STATED TASK = Below are some records; give them all again exactly, but not the pictures.

** begin RECORD EXTRACTS **

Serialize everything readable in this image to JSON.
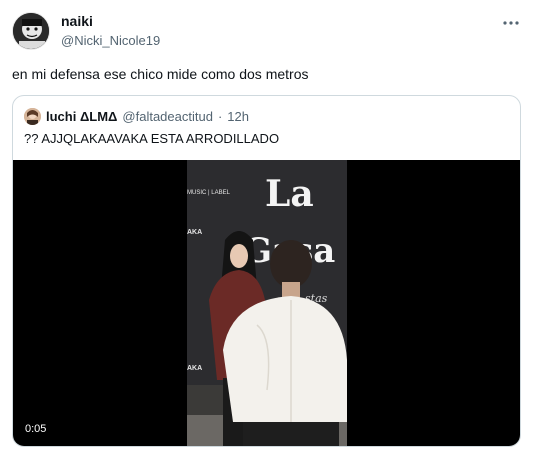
{
  "tweet": {
    "author_name": "naiki",
    "author_handle": "@Nicki_Nicole19",
    "text": "en mi defensa ese chico mide como dos metros"
  },
  "quote": {
    "author_name": "luchi ΔLMΔ",
    "author_handle": "@faltadeactitud",
    "separator": "·",
    "time": "12h",
    "text": "?? AJJQLAKAAVAKA ESTA ARRODILLADO",
    "video": {
      "duration": "0:05",
      "backdrop_text": [
        "La",
        "Gasa",
        "MUSIC | LABEL",
        "AKA",
        "AKA"
      ]
    }
  },
  "colors": {
    "text_primary": "#0f1419",
    "text_secondary": "#536471",
    "border": "#cfd9de"
  }
}
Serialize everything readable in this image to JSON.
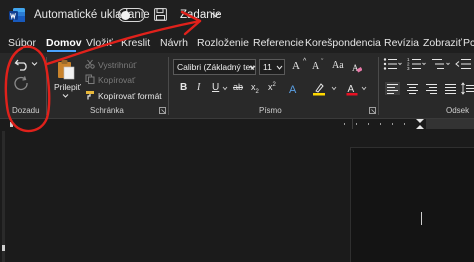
{
  "titlebar": {
    "autosave_label": "Automatické ukladanie",
    "doc_title": "Zadanie"
  },
  "tabs": [
    {
      "label": "Súbor",
      "active": false
    },
    {
      "label": "Domov",
      "active": true
    },
    {
      "label": "Vložiť",
      "active": false
    },
    {
      "label": "Kreslit",
      "active": false
    },
    {
      "label": "Návrh",
      "active": false
    },
    {
      "label": "Rozloženie",
      "active": false
    },
    {
      "label": "Referencie",
      "active": false
    },
    {
      "label": "Korešpondencia",
      "active": false
    },
    {
      "label": "Revízia",
      "active": false
    },
    {
      "label": "Zobraziť",
      "active": false
    },
    {
      "label": "Pc",
      "active": false
    }
  ],
  "ribbon": {
    "undo_group_label": "Dozadu",
    "clipboard": {
      "paste_label": "Prilepiť",
      "cut_label": "Vystrihnúť",
      "copy_label": "Kopírovať",
      "format_painter_label": "Kopírovať formát",
      "group_label": "Schránka"
    },
    "font": {
      "font_name": "Calibri (Základný tex",
      "font_size": "11",
      "group_label": "Písmo",
      "font_color": "#e81123",
      "highlight_color": "#ffd800"
    },
    "paragraph": {
      "group_label": "Odsek"
    }
  },
  "annotation_color": "#e0211b"
}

** end RECORD EXTRACTS **

SOLVED PROBLEM =
Serialize everything readable in this image to JSON.
{
  "tweet": {
    "author_name": "naiki",
    "author_handle": "@Nicki_Nicole19",
    "text": "en mi defensa ese chico mide como dos metros"
  },
  "quote": {
    "author_name": "luchi ΔLMΔ",
    "author_handle": "@faltadeactitud",
    "separator": "·",
    "time": "12h",
    "text": "?? AJJQLAKAAVAKA ESTA ARRODILLADO",
    "video": {
      "duration": "0:05",
      "backdrop_text": [
        "La",
        "Gasa",
        "MUSIC | LABEL",
        "AKA",
        "AKA"
      ]
    }
  },
  "colors": {
    "text_primary": "#0f1419",
    "text_secondary": "#536471",
    "border": "#cfd9de"
  }
}
Serialize everything readable in this image to JSON.
{
  "titlebar": {
    "autosave_label": "Automatické ukladanie",
    "doc_title": "Zadanie"
  },
  "tabs": [
    {
      "label": "Súbor",
      "active": false
    },
    {
      "label": "Domov",
      "active": true
    },
    {
      "label": "Vložiť",
      "active": false
    },
    {
      "label": "Kreslit",
      "active": false
    },
    {
      "label": "Návrh",
      "active": false
    },
    {
      "label": "Rozloženie",
      "active": false
    },
    {
      "label": "Referencie",
      "active": false
    },
    {
      "label": "Korešpondencia",
      "active": false
    },
    {
      "label": "Revízia",
      "active": false
    },
    {
      "label": "Zobraziť",
      "active": false
    },
    {
      "label": "Pc",
      "active": false
    }
  ],
  "ribbon": {
    "undo_group_label": "Dozadu",
    "clipboard": {
      "paste_label": "Prilepiť",
      "cut_label": "Vystrihnúť",
      "copy_label": "Kopírovať",
      "format_painter_label": "Kopírovať formát",
      "group_label": "Schránka"
    },
    "font": {
      "font_name": "Calibri (Základný tex",
      "font_size": "11",
      "group_label": "Písmo",
      "font_color": "#e81123",
      "highlight_color": "#ffd800"
    },
    "paragraph": {
      "group_label": "Odsek"
    }
  },
  "annotation_color": "#e0211b"
}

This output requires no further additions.